### Required work
Pull out every line in the data that has the string "relative" in it.

### Provided entries

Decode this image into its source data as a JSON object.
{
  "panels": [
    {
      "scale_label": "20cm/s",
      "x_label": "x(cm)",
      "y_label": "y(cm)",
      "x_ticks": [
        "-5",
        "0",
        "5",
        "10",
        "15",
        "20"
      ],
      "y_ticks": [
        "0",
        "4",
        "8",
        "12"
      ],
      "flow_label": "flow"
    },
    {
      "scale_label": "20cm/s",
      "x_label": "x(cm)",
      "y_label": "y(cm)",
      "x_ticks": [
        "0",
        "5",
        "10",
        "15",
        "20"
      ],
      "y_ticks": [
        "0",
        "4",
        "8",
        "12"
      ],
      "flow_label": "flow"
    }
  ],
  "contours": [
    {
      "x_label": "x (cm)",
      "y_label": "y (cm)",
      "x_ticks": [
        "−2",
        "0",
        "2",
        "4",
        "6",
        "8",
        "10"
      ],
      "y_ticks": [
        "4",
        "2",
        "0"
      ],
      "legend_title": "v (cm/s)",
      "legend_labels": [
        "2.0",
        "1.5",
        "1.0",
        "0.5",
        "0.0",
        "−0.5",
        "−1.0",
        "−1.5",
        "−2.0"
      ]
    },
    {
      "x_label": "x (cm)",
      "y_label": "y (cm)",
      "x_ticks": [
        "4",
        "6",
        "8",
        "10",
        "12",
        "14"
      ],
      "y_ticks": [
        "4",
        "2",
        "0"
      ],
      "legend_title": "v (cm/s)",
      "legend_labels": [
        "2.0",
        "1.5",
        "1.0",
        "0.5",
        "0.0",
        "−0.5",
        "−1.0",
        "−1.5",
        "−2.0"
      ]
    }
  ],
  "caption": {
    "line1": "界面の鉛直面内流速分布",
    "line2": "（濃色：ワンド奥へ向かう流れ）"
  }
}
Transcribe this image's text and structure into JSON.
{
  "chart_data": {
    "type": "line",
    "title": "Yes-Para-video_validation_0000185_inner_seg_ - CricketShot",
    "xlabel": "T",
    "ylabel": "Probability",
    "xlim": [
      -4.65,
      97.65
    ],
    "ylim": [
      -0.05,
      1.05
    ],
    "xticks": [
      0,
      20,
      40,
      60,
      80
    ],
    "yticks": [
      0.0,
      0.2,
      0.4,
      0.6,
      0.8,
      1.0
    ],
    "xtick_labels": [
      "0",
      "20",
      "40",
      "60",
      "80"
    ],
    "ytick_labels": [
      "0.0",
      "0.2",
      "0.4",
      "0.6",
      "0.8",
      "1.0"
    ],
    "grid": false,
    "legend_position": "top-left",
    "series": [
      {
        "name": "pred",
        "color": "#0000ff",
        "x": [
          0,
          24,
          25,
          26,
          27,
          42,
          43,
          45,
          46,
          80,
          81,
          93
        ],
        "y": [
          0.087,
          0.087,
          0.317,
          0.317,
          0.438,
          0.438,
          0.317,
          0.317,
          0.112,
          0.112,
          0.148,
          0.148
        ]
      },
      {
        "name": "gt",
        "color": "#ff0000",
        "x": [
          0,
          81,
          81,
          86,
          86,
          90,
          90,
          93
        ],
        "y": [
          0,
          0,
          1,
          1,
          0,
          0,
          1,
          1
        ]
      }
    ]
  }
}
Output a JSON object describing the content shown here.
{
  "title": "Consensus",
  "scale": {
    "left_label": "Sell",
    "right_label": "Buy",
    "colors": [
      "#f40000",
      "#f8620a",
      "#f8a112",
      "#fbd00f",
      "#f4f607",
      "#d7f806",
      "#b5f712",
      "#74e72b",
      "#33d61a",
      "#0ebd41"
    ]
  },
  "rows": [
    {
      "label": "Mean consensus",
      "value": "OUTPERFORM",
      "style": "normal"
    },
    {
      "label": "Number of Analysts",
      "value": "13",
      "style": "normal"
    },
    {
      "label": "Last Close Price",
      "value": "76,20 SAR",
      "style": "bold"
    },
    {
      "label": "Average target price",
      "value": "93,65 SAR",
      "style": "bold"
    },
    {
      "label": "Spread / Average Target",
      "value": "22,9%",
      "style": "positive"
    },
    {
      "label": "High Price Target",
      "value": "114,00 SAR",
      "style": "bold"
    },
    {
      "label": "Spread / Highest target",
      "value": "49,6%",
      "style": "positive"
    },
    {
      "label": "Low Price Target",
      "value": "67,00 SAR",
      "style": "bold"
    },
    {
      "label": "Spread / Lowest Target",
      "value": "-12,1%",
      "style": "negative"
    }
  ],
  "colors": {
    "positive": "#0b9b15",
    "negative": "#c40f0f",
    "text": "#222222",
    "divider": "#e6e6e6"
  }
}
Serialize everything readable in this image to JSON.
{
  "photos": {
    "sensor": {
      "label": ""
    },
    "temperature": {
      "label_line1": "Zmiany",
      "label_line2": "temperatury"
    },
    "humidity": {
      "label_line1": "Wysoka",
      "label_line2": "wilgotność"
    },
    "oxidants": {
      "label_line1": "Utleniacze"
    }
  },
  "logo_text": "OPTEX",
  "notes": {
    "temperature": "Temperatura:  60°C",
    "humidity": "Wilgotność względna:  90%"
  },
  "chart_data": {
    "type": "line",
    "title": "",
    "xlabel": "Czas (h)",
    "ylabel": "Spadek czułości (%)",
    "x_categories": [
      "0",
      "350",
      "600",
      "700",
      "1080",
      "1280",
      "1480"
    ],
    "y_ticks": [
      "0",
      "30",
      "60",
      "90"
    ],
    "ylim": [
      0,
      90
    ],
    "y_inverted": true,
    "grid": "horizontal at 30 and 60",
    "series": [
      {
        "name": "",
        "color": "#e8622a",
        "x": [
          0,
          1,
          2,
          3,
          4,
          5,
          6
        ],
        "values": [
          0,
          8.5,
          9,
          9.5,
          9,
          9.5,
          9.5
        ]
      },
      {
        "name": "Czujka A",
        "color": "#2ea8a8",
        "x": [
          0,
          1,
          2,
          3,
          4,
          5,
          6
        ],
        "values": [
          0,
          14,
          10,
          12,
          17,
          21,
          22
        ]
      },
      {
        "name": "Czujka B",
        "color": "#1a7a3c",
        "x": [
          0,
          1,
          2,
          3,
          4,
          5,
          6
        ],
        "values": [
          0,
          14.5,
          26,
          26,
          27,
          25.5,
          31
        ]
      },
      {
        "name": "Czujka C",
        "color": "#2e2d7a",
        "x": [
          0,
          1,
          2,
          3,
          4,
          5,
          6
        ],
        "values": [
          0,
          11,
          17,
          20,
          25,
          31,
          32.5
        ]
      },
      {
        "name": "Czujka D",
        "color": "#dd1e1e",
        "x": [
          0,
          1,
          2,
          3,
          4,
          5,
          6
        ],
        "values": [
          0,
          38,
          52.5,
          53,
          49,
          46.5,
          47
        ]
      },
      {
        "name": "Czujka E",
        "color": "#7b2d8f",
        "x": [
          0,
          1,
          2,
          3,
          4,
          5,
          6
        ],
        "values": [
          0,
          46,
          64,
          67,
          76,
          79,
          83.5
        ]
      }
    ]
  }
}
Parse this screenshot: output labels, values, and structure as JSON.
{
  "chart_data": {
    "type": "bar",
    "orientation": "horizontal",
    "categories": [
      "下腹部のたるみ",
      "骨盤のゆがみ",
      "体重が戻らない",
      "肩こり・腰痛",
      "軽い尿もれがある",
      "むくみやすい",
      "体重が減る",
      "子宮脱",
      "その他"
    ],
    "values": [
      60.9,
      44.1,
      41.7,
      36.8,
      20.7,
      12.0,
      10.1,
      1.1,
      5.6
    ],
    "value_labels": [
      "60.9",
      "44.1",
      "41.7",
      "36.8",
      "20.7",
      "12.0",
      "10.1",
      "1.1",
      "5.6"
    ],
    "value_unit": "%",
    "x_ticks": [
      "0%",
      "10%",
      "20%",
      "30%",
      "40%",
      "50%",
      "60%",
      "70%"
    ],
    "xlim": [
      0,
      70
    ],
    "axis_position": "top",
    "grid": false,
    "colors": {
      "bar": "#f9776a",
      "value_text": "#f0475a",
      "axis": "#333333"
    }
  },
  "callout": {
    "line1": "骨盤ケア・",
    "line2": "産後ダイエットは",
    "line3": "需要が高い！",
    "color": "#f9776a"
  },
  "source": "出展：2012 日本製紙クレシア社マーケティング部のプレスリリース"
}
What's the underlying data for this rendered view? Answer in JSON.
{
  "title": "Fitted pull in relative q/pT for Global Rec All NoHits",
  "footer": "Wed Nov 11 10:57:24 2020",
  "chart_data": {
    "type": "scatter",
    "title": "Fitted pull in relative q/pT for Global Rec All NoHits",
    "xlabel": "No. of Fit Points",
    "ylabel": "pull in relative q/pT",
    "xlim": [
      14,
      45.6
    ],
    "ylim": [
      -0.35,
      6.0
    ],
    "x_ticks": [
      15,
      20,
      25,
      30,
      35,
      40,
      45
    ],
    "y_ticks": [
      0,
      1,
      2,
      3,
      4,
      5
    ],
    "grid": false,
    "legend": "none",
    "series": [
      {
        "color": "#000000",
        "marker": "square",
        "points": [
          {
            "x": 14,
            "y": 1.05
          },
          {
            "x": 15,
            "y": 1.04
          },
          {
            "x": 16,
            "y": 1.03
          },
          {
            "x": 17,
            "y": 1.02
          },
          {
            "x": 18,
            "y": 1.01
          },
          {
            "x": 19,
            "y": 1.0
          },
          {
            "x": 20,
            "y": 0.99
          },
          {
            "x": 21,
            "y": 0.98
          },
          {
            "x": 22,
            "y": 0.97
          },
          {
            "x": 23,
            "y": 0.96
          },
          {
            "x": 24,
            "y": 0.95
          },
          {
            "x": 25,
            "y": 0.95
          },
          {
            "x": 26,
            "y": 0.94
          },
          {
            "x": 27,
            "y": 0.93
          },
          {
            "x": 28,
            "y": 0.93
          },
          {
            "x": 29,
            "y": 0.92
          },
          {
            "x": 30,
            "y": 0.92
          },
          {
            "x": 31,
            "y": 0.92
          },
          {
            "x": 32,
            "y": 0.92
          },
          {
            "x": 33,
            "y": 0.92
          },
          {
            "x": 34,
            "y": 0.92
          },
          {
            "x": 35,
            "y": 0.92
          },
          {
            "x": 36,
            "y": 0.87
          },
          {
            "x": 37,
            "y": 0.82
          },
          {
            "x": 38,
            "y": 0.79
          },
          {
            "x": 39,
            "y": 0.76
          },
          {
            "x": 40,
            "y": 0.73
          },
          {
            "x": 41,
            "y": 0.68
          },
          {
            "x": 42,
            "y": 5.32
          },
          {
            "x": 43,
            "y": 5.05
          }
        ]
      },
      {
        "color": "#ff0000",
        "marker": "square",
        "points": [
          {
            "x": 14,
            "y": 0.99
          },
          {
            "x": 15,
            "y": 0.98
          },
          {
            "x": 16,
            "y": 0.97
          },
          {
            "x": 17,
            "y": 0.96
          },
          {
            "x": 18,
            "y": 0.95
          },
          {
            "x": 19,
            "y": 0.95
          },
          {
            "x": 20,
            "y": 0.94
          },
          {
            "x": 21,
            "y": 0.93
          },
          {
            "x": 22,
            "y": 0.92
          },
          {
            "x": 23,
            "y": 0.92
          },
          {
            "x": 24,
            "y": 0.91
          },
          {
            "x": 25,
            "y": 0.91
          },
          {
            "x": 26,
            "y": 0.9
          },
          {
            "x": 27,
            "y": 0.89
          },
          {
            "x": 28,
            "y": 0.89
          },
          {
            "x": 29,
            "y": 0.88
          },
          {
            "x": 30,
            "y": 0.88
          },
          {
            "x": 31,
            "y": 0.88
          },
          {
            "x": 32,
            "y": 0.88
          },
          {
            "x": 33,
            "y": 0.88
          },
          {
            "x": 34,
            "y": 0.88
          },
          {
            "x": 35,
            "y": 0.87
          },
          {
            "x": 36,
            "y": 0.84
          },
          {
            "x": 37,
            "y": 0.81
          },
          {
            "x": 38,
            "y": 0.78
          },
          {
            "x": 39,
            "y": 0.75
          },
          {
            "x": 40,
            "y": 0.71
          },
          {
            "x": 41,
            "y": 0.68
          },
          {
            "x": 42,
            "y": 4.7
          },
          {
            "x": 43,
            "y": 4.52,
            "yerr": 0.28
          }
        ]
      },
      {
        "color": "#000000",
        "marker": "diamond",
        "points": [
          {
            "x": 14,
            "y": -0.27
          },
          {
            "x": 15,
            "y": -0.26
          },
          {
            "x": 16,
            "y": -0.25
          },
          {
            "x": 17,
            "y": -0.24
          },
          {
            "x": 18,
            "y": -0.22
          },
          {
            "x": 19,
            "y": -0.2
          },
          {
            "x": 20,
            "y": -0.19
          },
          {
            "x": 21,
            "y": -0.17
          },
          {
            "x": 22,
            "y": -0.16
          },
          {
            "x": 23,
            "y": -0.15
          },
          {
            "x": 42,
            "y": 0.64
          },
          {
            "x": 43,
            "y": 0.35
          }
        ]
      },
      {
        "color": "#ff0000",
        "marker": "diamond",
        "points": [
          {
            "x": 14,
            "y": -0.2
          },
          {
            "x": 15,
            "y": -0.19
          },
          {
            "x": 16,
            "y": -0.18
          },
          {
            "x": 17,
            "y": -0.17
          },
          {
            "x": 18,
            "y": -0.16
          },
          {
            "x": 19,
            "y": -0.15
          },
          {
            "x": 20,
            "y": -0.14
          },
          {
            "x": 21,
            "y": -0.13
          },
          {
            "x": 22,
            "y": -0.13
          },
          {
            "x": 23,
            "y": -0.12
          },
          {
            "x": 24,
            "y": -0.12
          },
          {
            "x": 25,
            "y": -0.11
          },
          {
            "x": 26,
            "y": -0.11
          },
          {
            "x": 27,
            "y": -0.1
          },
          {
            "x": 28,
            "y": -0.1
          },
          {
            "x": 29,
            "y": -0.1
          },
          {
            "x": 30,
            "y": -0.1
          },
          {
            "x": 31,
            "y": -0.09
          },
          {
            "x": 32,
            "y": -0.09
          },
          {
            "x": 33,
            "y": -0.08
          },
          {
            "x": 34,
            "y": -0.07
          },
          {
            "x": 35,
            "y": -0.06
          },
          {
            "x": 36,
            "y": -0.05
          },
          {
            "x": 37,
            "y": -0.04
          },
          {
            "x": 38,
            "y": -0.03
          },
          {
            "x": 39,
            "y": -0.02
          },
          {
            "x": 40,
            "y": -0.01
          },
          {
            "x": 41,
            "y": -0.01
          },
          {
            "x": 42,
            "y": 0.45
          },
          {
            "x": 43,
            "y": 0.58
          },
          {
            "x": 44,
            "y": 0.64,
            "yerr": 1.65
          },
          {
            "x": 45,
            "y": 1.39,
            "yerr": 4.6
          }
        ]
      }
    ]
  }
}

### Output below
  "title": "Fitted pull in relative q/pT for Global Rec All NoHits",
    "title": "Fitted pull in relative q/pT for Global Rec All NoHits",
    "ylabel": "pull in relative q/pT",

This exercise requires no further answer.